Using the listing below, give the number of lines where "verified" appears, and nothing else.

:: Recorded data ::

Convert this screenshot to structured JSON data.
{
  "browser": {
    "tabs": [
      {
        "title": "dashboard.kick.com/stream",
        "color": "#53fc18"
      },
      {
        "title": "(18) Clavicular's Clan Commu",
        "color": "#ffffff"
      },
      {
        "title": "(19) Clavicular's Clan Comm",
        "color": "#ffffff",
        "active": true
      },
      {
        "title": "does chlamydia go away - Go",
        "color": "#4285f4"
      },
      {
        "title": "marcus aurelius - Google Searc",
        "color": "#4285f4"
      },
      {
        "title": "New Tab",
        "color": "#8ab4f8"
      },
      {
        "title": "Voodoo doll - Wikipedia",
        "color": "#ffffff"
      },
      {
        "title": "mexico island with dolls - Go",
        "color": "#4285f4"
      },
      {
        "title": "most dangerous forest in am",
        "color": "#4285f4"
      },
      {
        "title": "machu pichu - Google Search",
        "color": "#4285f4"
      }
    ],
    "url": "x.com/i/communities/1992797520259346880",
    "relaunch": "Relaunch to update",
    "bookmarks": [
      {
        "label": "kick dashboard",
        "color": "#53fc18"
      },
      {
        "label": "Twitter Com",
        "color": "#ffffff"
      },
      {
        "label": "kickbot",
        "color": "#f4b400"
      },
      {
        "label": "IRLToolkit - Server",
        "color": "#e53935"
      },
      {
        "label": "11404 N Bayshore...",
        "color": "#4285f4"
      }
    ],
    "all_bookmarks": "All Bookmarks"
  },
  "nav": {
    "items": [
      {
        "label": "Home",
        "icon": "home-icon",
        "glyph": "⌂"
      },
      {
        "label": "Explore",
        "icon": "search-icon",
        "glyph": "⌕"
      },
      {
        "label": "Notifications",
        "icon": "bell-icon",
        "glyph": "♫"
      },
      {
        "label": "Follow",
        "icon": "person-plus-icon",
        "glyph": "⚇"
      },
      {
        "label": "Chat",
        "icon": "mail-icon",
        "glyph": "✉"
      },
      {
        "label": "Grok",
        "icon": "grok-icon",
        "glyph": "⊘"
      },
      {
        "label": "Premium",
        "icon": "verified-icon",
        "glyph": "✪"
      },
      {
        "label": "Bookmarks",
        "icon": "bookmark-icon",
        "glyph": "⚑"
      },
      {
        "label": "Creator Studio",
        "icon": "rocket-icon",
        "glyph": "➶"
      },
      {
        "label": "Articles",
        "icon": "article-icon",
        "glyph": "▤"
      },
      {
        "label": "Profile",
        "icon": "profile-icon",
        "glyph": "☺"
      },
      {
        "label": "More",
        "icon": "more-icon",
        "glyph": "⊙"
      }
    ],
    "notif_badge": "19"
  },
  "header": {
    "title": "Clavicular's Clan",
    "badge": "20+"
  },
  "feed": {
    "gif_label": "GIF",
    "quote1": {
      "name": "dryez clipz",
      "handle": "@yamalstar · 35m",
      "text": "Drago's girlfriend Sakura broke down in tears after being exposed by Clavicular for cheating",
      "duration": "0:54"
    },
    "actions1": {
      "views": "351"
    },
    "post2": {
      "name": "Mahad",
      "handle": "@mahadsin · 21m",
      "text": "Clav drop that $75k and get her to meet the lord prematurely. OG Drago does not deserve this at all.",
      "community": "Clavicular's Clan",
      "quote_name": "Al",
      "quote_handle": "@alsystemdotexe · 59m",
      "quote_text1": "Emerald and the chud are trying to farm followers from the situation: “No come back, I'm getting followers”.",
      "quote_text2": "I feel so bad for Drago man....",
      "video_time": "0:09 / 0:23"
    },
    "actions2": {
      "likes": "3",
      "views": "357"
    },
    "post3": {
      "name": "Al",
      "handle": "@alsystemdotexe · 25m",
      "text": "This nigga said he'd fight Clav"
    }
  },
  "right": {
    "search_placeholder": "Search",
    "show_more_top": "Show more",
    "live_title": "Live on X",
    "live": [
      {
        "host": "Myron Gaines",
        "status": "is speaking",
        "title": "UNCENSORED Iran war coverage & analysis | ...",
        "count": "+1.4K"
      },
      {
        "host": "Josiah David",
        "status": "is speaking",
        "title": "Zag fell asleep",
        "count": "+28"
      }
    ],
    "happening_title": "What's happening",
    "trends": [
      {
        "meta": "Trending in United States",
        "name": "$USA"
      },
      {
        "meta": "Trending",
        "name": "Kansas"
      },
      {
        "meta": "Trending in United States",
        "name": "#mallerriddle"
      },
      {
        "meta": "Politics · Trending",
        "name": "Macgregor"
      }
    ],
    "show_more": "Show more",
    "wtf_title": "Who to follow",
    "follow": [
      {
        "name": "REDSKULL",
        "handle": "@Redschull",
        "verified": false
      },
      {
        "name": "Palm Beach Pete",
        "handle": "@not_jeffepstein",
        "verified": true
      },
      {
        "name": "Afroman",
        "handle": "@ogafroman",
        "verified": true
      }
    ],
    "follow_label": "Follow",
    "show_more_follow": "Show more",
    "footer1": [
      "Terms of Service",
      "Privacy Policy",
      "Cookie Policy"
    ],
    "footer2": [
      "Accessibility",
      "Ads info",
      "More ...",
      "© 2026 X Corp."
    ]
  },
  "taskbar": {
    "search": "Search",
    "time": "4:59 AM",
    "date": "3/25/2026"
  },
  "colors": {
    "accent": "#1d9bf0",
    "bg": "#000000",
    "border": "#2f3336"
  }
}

:::

### In response
4